**Exercise task:** Every line with the word "color" in it should be extracted from the data that follows.

**Stored rows:**
________________
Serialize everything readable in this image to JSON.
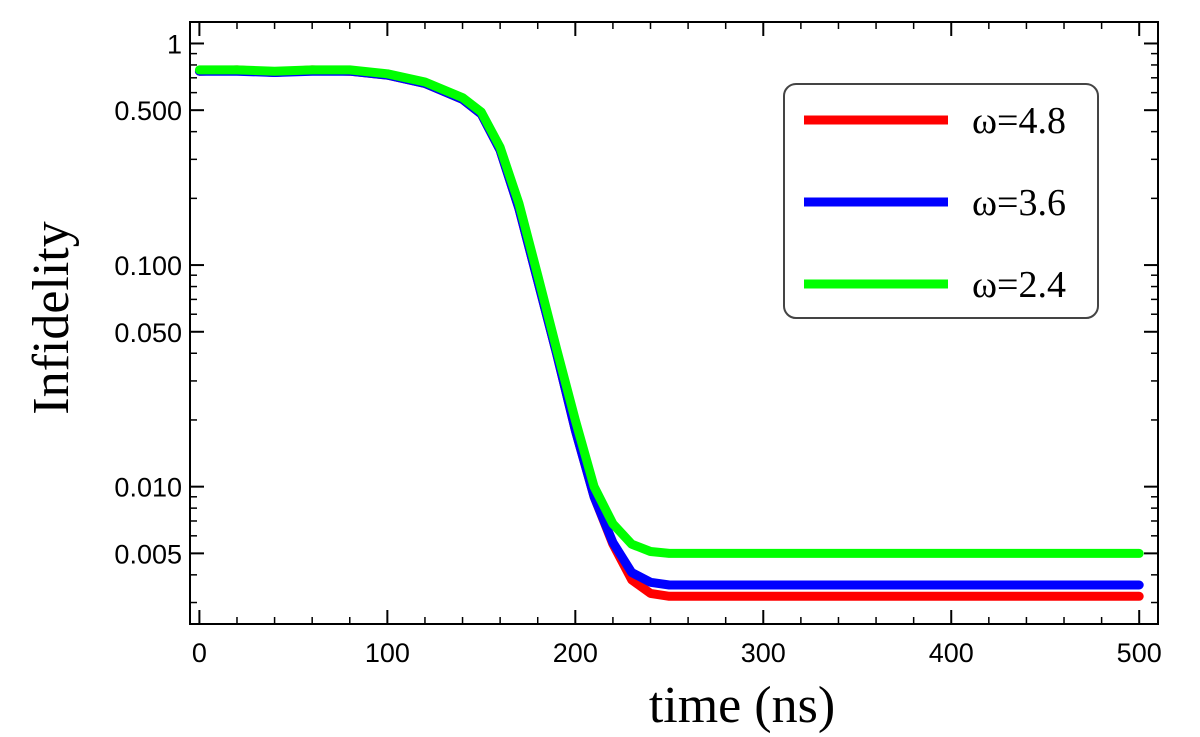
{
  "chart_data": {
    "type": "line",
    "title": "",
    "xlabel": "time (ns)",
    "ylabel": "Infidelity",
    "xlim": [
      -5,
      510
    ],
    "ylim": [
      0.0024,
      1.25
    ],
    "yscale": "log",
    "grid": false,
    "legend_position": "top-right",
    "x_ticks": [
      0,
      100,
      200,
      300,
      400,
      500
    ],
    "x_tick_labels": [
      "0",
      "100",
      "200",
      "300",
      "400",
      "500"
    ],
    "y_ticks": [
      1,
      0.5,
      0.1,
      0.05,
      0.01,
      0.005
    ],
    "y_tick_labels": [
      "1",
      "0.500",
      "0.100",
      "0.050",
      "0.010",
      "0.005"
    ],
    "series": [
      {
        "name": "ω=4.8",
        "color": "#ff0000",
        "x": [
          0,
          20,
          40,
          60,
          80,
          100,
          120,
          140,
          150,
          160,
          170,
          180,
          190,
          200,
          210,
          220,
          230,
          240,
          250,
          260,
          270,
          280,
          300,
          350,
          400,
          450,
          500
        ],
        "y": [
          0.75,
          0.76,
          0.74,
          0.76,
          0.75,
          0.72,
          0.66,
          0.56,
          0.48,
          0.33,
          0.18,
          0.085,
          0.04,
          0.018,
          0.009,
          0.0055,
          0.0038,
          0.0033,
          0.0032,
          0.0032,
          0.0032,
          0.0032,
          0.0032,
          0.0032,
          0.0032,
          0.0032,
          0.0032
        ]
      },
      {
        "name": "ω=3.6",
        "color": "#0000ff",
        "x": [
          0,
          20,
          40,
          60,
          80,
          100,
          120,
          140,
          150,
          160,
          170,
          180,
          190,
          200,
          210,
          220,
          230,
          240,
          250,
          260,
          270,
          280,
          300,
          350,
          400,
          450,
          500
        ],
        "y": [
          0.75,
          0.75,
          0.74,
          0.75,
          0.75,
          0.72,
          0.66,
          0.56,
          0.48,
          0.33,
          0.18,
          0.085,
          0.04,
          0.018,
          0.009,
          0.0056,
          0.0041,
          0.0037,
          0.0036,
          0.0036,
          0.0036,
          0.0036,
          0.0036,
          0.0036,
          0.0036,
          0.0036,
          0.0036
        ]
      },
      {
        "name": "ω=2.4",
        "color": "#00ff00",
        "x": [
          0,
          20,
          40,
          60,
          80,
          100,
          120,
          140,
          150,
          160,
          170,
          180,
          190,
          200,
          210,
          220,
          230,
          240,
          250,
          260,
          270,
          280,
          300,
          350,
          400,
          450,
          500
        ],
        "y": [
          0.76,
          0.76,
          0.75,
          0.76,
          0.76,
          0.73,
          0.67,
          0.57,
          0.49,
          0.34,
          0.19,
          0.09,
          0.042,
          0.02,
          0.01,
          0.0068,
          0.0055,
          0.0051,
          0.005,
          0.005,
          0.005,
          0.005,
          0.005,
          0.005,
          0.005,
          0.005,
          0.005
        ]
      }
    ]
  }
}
________________
**Response to this task:**
        "color": "#ff0000",
        "color": "#0000ff",
        "color": "#00ff00",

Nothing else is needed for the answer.